** What is asked **
List every line below that contains the string "adjustable", matching case exactly.

** Records for this exercise **
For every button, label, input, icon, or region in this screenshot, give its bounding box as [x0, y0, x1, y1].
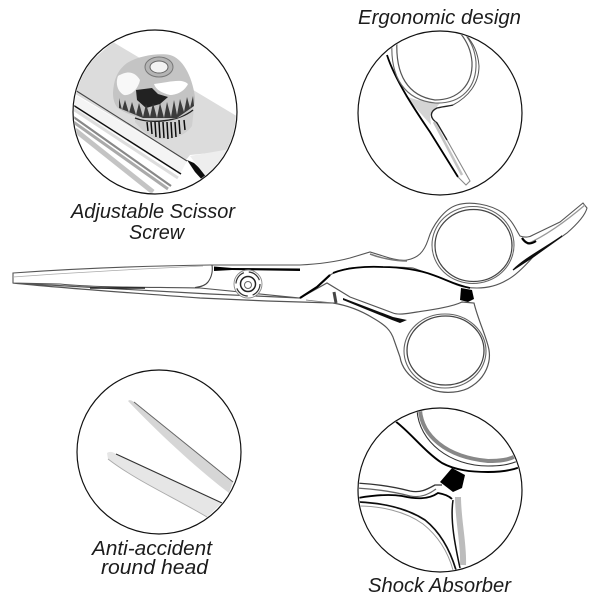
lower finger hole: [404, 314, 486, 388]
shock absorber bumper: [460, 288, 474, 302]
blade edge details: [333, 267, 470, 288]
upper blade tip: [128, 400, 233, 493]
vertical shank: [458, 497, 463, 565]
label: anti-accident round head: [91, 538, 213, 579]
upper ring arcs: [420, 410, 516, 461]
panel: anti-accident round head detail: [77, 370, 241, 534]
screw head dome: [113, 54, 195, 120]
lower rails: [70, 90, 236, 192]
label: shock absorber: Shock Absorber: [368, 575, 512, 597]
lower blade tip: [107, 452, 222, 517]
panel: shock absorber detail: [356, 408, 522, 572]
upper blade and finger handle: [13, 203, 587, 298]
panel: ergonomic design detail: [358, 30, 522, 195]
upper finger hole: [432, 206, 514, 284]
pivot screw: [234, 270, 262, 298]
lower handle band: [356, 483, 442, 492]
scissor plate: [72, 42, 240, 160]
label: adjustable scissor screw: Adjustable Scissor: [70, 201, 236, 223]
label: anti-accident round head: round head: [101, 557, 209, 579]
finger hole arc: [397, 34, 472, 100]
bumper: [440, 468, 465, 492]
label: ergonomic design: Ergonomic design: [358, 7, 521, 29]
panel: adjustable scissor screw detail: [70, 30, 240, 194]
knurled screw shaft: [135, 108, 194, 139]
finger rest: [387, 30, 478, 185]
lower blade and finger handle: [13, 283, 489, 392]
label: anti-accident round head: Anti-accident: [91, 538, 213, 560]
label: adjustable scissor screw: Screw: [129, 222, 186, 244]
label: adjustable scissor screw: [70, 201, 236, 244]
main scissors illustration: [13, 203, 587, 392]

** Solution **
label: adjustable scissor screw: Adjustable Scissor: [70, 201, 236, 223]
panel: adjustable scissor screw detail: [70, 30, 240, 194]
label: adjustable scissor screw: Screw: [129, 222, 186, 244]
label: adjustable scissor screw: [70, 201, 236, 244]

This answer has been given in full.